**Extracted records**:
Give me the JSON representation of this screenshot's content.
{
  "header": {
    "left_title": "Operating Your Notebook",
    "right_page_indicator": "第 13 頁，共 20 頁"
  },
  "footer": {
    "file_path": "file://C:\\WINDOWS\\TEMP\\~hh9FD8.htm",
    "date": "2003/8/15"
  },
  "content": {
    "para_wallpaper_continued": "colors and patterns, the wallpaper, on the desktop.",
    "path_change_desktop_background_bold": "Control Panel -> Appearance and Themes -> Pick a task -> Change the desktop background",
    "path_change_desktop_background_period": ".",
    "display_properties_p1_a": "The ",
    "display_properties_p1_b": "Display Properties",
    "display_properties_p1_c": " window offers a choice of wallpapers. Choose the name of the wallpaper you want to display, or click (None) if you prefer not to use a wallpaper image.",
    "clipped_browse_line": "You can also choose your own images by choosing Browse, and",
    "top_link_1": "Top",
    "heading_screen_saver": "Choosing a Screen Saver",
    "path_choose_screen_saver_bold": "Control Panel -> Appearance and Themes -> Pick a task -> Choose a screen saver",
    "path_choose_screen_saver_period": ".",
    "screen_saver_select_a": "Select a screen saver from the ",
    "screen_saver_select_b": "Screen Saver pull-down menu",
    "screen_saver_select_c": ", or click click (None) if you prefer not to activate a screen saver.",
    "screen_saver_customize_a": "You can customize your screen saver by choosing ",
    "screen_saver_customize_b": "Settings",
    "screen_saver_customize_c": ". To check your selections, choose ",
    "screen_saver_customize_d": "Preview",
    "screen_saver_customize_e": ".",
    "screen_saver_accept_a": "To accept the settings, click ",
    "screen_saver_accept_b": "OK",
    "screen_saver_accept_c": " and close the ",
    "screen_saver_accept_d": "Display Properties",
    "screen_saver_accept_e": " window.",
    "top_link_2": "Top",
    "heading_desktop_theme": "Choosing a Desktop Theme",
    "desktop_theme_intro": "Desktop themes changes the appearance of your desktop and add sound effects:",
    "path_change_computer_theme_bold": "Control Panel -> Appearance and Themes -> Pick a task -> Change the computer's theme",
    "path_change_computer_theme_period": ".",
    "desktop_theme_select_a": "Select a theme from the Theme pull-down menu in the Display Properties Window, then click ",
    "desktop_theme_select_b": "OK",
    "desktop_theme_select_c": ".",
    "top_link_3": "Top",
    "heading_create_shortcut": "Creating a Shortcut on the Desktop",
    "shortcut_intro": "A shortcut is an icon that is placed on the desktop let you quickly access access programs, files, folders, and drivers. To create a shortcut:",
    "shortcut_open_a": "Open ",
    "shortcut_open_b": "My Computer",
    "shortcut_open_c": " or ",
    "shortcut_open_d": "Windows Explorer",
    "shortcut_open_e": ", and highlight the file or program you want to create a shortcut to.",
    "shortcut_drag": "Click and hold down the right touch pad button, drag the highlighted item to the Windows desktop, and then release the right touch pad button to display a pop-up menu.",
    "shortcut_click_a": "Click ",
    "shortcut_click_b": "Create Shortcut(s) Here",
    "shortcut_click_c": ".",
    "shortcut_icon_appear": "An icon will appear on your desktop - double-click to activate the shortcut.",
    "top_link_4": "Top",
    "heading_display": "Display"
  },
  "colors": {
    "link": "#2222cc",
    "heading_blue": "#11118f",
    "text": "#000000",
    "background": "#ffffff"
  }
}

**Your goal**: Collect the complete line wherever the string "want" appears in the records.

**Full output**:
    "display_properties_p1_c": " window offers a choice of wallpapers. Choose the name of the wallpaper you want to display, or click (None) if you prefer not to use a wallpaper image.",
    "shortcut_open_e": ", and highlight the file or program you want to create a shortcut to.",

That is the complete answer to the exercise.